**What to do**.
Transcribe the entries that follow exactly as they appear, minus pictures.

**Exercise input**.
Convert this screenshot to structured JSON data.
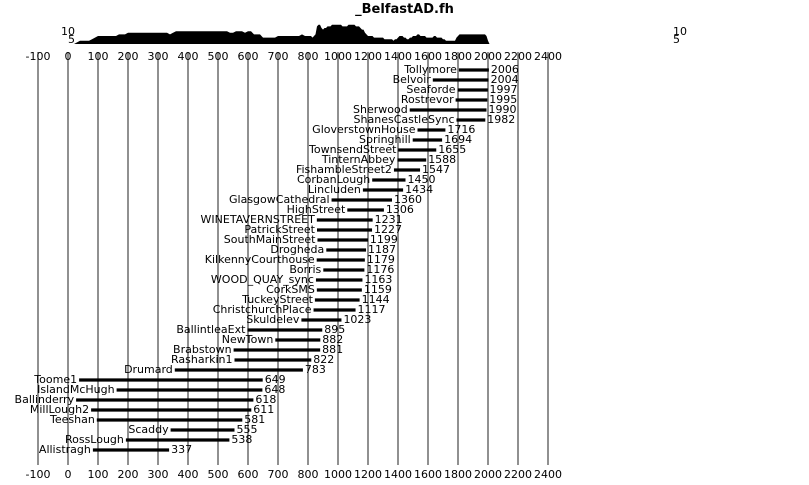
{
  "chart_data": {
    "type": "bar",
    "title": "_BelfastAD.fh",
    "xlim": [
      -100,
      2400
    ],
    "x_ticks": [
      -100,
      0,
      100,
      200,
      300,
      400,
      500,
      600,
      700,
      800,
      1000,
      1200,
      1400,
      1600,
      1800,
      2000,
      2200,
      2400
    ],
    "grid": true,
    "sample_depth": {
      "left_labels": [
        "10",
        "5"
      ],
      "right_labels": [
        "10",
        "5"
      ]
    },
    "series": [
      {
        "name": "Tollymore",
        "start": 1806,
        "end": 2006
      },
      {
        "name": "Belvoir",
        "start": 1632,
        "end": 2004
      },
      {
        "name": "Seaforde",
        "start": 1797,
        "end": 1997
      },
      {
        "name": "Rostrevor",
        "start": 1784,
        "end": 1995
      },
      {
        "name": "Sherwood",
        "start": 1478,
        "end": 1990
      },
      {
        "name": "ShanesCastleSync",
        "start": 1790,
        "end": 1982
      },
      {
        "name": "GloverstownHouse",
        "start": 1530,
        "end": 1716
      },
      {
        "name": "Springhill",
        "start": 1498,
        "end": 1694
      },
      {
        "name": "TownsendStreet",
        "start": 1403,
        "end": 1655
      },
      {
        "name": "TinternAbbey",
        "start": 1396,
        "end": 1588
      },
      {
        "name": "FishambleStreet2",
        "start": 1373,
        "end": 1547
      },
      {
        "name": "CorbanLough",
        "start": 1228,
        "end": 1450
      },
      {
        "name": "Lincluden",
        "start": 1166,
        "end": 1434
      },
      {
        "name": "GlasgowCathedral",
        "start": 957,
        "end": 1360
      },
      {
        "name": "HighStreet",
        "start": 1062,
        "end": 1306
      },
      {
        "name": "WINETAVERNSTREET",
        "start": 859,
        "end": 1231
      },
      {
        "name": "PatrickStreet",
        "start": 860,
        "end": 1227
      },
      {
        "name": "SouthMainStreet",
        "start": 863,
        "end": 1199
      },
      {
        "name": "Drogheda",
        "start": 922,
        "end": 1187
      },
      {
        "name": "KilkennyCourthouse",
        "start": 858,
        "end": 1179
      },
      {
        "name": "Borris",
        "start": 902,
        "end": 1176
      },
      {
        "name": "WOOD_QUAY_sync",
        "start": 853,
        "end": 1163
      },
      {
        "name": "CorkSMS",
        "start": 859,
        "end": 1159
      },
      {
        "name": "TuckeyStreet",
        "start": 846,
        "end": 1144
      },
      {
        "name": "ChristchurchPlace",
        "start": 837,
        "end": 1117
      },
      {
        "name": "Skuldelev",
        "start": 778,
        "end": 1023
      },
      {
        "name": "BallintleaExt",
        "start": 598,
        "end": 895
      },
      {
        "name": "NewTown",
        "start": 691,
        "end": 882
      },
      {
        "name": "Brabstown",
        "start": 552,
        "end": 881
      },
      {
        "name": "Rasharkin1",
        "start": 555,
        "end": 822
      },
      {
        "name": "Drumard",
        "start": 356,
        "end": 783
      },
      {
        "name": "Toome1",
        "start": 37,
        "end": 649
      },
      {
        "name": "IslandMcHugh",
        "start": 162,
        "end": 648
      },
      {
        "name": "Ballinderry",
        "start": 27,
        "end": 618
      },
      {
        "name": "MillLough2",
        "start": 77,
        "end": 611
      },
      {
        "name": "Teeshan",
        "start": 96,
        "end": 581
      },
      {
        "name": "Scaddy",
        "start": 342,
        "end": 555
      },
      {
        "name": "RossLough",
        "start": 193,
        "end": 538
      },
      {
        "name": "Allistragh",
        "start": 83,
        "end": 337
      }
    ]
  }
}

**The reply**.
Convert this screenshot to structured JSON data.
{
  "chart_data": {
    "type": "bar",
    "title": "_BelfastAD.fh",
    "xlim": [
      -100,
      2400
    ],
    "x_ticks": [
      -100,
      0,
      100,
      200,
      300,
      400,
      500,
      600,
      700,
      800,
      1000,
      1200,
      1400,
      1600,
      1800,
      2000,
      2200,
      2400
    ],
    "grid": true,
    "sample_depth": {
      "left_labels": [
        "10",
        "5"
      ],
      "right_labels": [
        "10",
        "5"
      ]
    },
    "series": [
      {
        "name": "Tollymore",
        "start": 1806,
        "end": 2006
      },
      {
        "name": "Belvoir",
        "start": 1632,
        "end": 2004
      },
      {
        "name": "Seaforde",
        "start": 1797,
        "end": 1997
      },
      {
        "name": "Rostrevor",
        "start": 1784,
        "end": 1995
      },
      {
        "name": "Sherwood",
        "start": 1478,
        "end": 1990
      },
      {
        "name": "ShanesCastleSync",
        "start": 1790,
        "end": 1982
      },
      {
        "name": "GloverstownHouse",
        "start": 1530,
        "end": 1716
      },
      {
        "name": "Springhill",
        "start": 1498,
        "end": 1694
      },
      {
        "name": "TownsendStreet",
        "start": 1403,
        "end": 1655
      },
      {
        "name": "TinternAbbey",
        "start": 1396,
        "end": 1588
      },
      {
        "name": "FishambleStreet2",
        "start": 1373,
        "end": 1547
      },
      {
        "name": "CorbanLough",
        "start": 1228,
        "end": 1450
      },
      {
        "name": "Lincluden",
        "start": 1166,
        "end": 1434
      },
      {
        "name": "GlasgowCathedral",
        "start": 957,
        "end": 1360
      },
      {
        "name": "HighStreet",
        "start": 1062,
        "end": 1306
      },
      {
        "name": "WINETAVERNSTREET",
        "start": 859,
        "end": 1231
      },
      {
        "name": "PatrickStreet",
        "start": 860,
        "end": 1227
      },
      {
        "name": "SouthMainStreet",
        "start": 863,
        "end": 1199
      },
      {
        "name": "Drogheda",
        "start": 922,
        "end": 1187
      },
      {
        "name": "KilkennyCourthouse",
        "start": 858,
        "end": 1179
      },
      {
        "name": "Borris",
        "start": 902,
        "end": 1176
      },
      {
        "name": "WOOD_QUAY_sync",
        "start": 853,
        "end": 1163
      },
      {
        "name": "CorkSMS",
        "start": 859,
        "end": 1159
      },
      {
        "name": "TuckeyStreet",
        "start": 846,
        "end": 1144
      },
      {
        "name": "ChristchurchPlace",
        "start": 837,
        "end": 1117
      },
      {
        "name": "Skuldelev",
        "start": 778,
        "end": 1023
      },
      {
        "name": "BallintleaExt",
        "start": 598,
        "end": 895
      },
      {
        "name": "NewTown",
        "start": 691,
        "end": 882
      },
      {
        "name": "Brabstown",
        "start": 552,
        "end": 881
      },
      {
        "name": "Rasharkin1",
        "start": 555,
        "end": 822
      },
      {
        "name": "Drumard",
        "start": 356,
        "end": 783
      },
      {
        "name": "Toome1",
        "start": 37,
        "end": 649
      },
      {
        "name": "IslandMcHugh",
        "start": 162,
        "end": 648
      },
      {
        "name": "Ballinderry",
        "start": 27,
        "end": 618
      },
      {
        "name": "MillLough2",
        "start": 77,
        "end": 611
      },
      {
        "name": "Teeshan",
        "start": 96,
        "end": 581
      },
      {
        "name": "Scaddy",
        "start": 342,
        "end": 555
      },
      {
        "name": "RossLough",
        "start": 193,
        "end": 538
      },
      {
        "name": "Allistragh",
        "start": 83,
        "end": 337
      }
    ]
  }
}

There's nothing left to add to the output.